● **What you have to do**:
Your task is to copy the listing exactly, with the pictures left out.

------ Input rows ------

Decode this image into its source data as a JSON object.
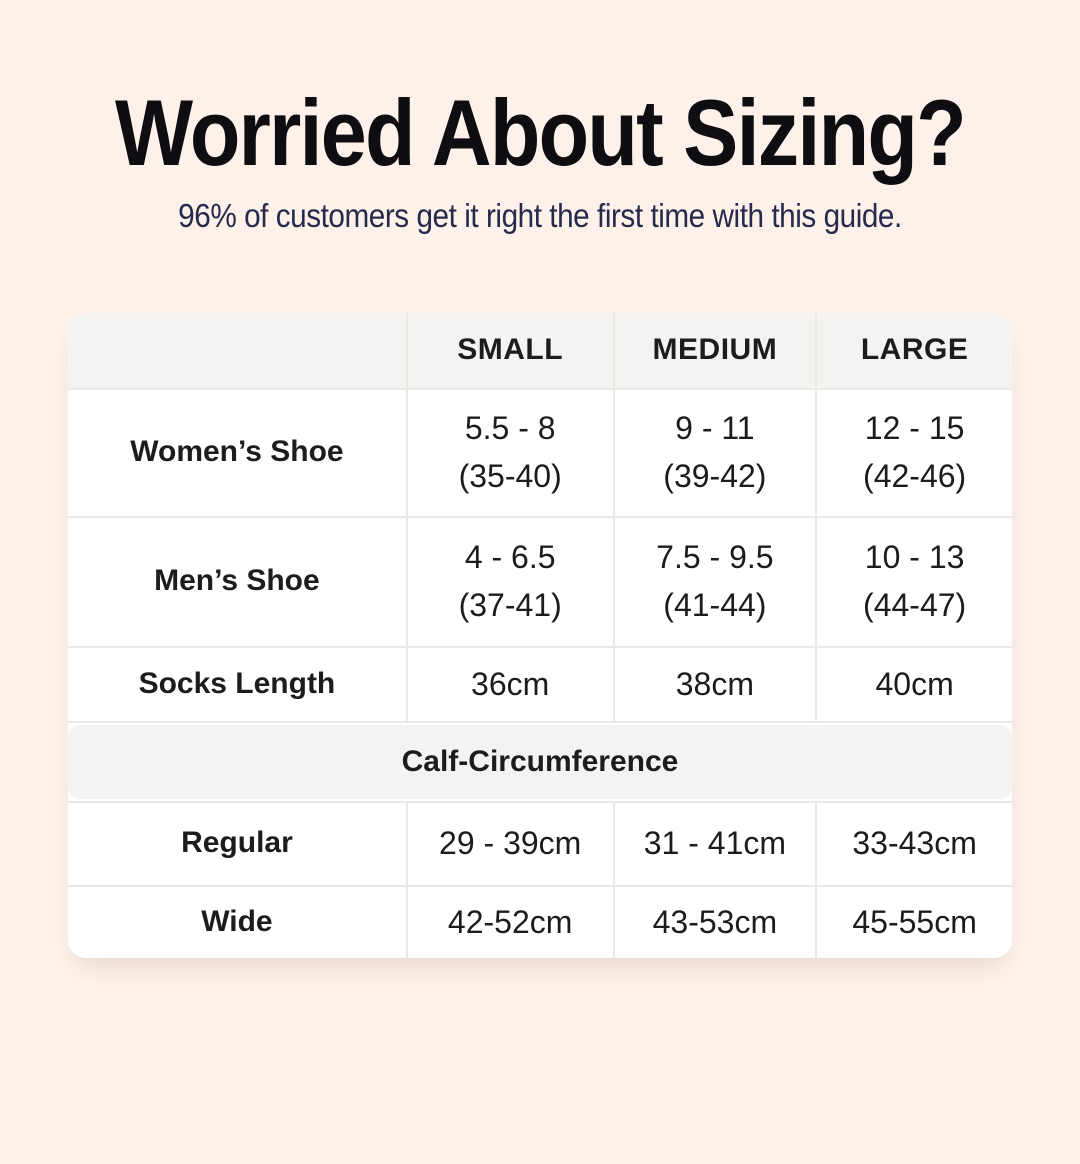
{
  "header": {
    "title": "Worried About Sizing?",
    "subtitle": "96% of customers get it right the first time with this guide."
  },
  "colors": {
    "page_background": "#fdf1e9",
    "card_background": "#ffffff",
    "header_band_background": "#f4f3f1",
    "grid_line": "#eae8e5",
    "title_text": "#0e0e12",
    "subtitle_text": "#262a4d",
    "table_text": "#1c1c1e"
  },
  "table": {
    "columns": [
      "SMALL",
      "MEDIUM",
      "LARGE"
    ],
    "rows": [
      {
        "label": "Women’s Shoe",
        "cells": [
          {
            "line1": "5.5 - 8",
            "line2": "(35-40)"
          },
          {
            "line1": "9 - 11",
            "line2": "(39-42)"
          },
          {
            "line1": "12 - 15",
            "line2": "(42-46)"
          }
        ]
      },
      {
        "label": "Men’s Shoe",
        "cells": [
          {
            "line1": "4 - 6.5",
            "line2": "(37-41)"
          },
          {
            "line1": "7.5 - 9.5",
            "line2": "(41-44)"
          },
          {
            "line1": "10 - 13",
            "line2": "(44-47)"
          }
        ]
      },
      {
        "label": "Socks Length",
        "cells": [
          {
            "line1": "36cm"
          },
          {
            "line1": "38cm"
          },
          {
            "line1": "40cm"
          }
        ]
      }
    ],
    "section_header": "Calf-Circumference",
    "section_rows": [
      {
        "label": "Regular",
        "cells": [
          {
            "line1": "29 - 39cm"
          },
          {
            "line1": "31 - 41cm"
          },
          {
            "line1": "33-43cm"
          }
        ]
      },
      {
        "label": "Wide",
        "cells": [
          {
            "line1": "42-52cm"
          },
          {
            "line1": "43-53cm"
          },
          {
            "line1": "45-55cm"
          }
        ]
      }
    ]
  }
}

------

● **Answer to this exercise**:
Decode this image into its source data as a JSON object.
{
  "header": {
    "title": "Worried About Sizing?",
    "subtitle": "96% of customers get it right the first time with this guide."
  },
  "colors": {
    "page_background": "#fdf1e9",
    "card_background": "#ffffff",
    "header_band_background": "#f4f3f1",
    "grid_line": "#eae8e5",
    "title_text": "#0e0e12",
    "subtitle_text": "#262a4d",
    "table_text": "#1c1c1e"
  },
  "table": {
    "columns": [
      "SMALL",
      "MEDIUM",
      "LARGE"
    ],
    "rows": [
      {
        "label": "Women’s Shoe",
        "cells": [
          {
            "line1": "5.5 - 8",
            "line2": "(35-40)"
          },
          {
            "line1": "9 - 11",
            "line2": "(39-42)"
          },
          {
            "line1": "12 - 15",
            "line2": "(42-46)"
          }
        ]
      },
      {
        "label": "Men’s Shoe",
        "cells": [
          {
            "line1": "4 - 6.5",
            "line2": "(37-41)"
          },
          {
            "line1": "7.5 - 9.5",
            "line2": "(41-44)"
          },
          {
            "line1": "10 - 13",
            "line2": "(44-47)"
          }
        ]
      },
      {
        "label": "Socks Length",
        "cells": [
          {
            "line1": "36cm"
          },
          {
            "line1": "38cm"
          },
          {
            "line1": "40cm"
          }
        ]
      }
    ],
    "section_header": "Calf-Circumference",
    "section_rows": [
      {
        "label": "Regular",
        "cells": [
          {
            "line1": "29 - 39cm"
          },
          {
            "line1": "31 - 41cm"
          },
          {
            "line1": "33-43cm"
          }
        ]
      },
      {
        "label": "Wide",
        "cells": [
          {
            "line1": "42-52cm"
          },
          {
            "line1": "43-53cm"
          },
          {
            "line1": "45-55cm"
          }
        ]
      }
    ]
  }
}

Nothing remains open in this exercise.